------ Given text ------

KAYLA McKEON (KM): Hi, welcome and thank you very much for having me, I’m very excited!
Introducing Kayla McKeon
HR: Well we’re very excited to have you! Now, why don’t you introduce yourself to the audience the way you like to tell about yourself.
KM: Sounds great! Good morning, my name is Kayla McKeon, and I live with my parents, Patty and Mark, and my dog, Bella, sorry for the barking. I am very involved in my church community, I attend Sacred Heart Church in Cicero, I am very involved in Special Olympics and I play many sports each season, and I love my iPad; I love to travel, I really love reading because I can read a book a week, and I love reading books like mysteries, like Dave Patterson, David Baldacci, and Mary Hence Clark, a couple of my favorites.
HR: Wow, you’re quite the reader!
KM: I am, and I my favorite TV show is Law and Order SVU, and so my parents found them, found out they were taping in New York City a couple of years ago, so I got to meet Ice T, and I think his name is Peter Scanavino, it was really cool!
Becoming a Lobbyist
HR: How did you become a lobbyist?

------ Collected data ------

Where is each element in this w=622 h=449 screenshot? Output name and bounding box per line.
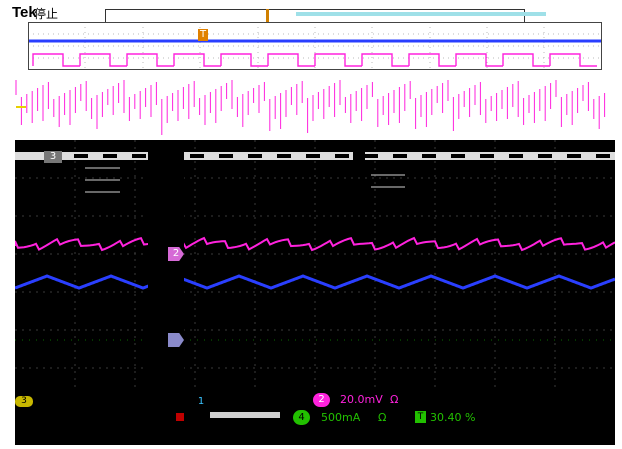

------

● Stated exercise 1
Please summarize the interview with Kayla McKeon in two sentences.
● Stated exercise 2
Carry on the interview with Kayla McKeon from its last line, starting with her reply to how she became a lobbyist.
The material has no connection to the interview with Kayla McKeon.

● Exercise result 1
Kayla McKeon lives with her parents, Patty and Mark, and her dog, Bella, and she is very involved in her church, Sacred Heart Church in Cicero, and in Special Olympics, where she plays many sports each season. She loves to travel and to read, especially mysteries, at a pace of a book a week, and because her favorite TV show is Law and Order SVU, her parents arranged for her to meet Ice T when the show was taping in New York City.

● Exercise result 2
KM: I love that question! and actually lobbying found me, when I started motivational speaking, when I went- when I go to school elementary schools and middle schools, colleges to talk to future teachers and assistants, and colleges… I love it; And of course Special Olympics and where I am today; I volunteered at the National Down Syndrome Society and going up to the hill and lobbying a couple of days a year, and I lobbied my own New York segmental for the – we talked about all the- so I was at baseball game with my parents, and I met candidate Don Campco and he came up and gave me a shirt, which is pretty cool, and the next time I met him was at a church festival, they gave me his business card, so I handed him mine, and he said that if he was elected, that he wanted me to come and intern for him. So he won the election and I interned for him for two years and I did various office work and attended events on his behalf. And one of the- he asked me to go to an event with him, to attend a round table event, talking about disabilities and employment, and unknown to me the host of the event was the National Down Syndrome Society, so I always like to say that congressman Don Campco got me my job at NDSS because at the end of the meeting, there was- we are all presidency, asked me to come and work for them as the first registered lobbyist down syndrome, and I’ve been working with them since 2017, October of 2017.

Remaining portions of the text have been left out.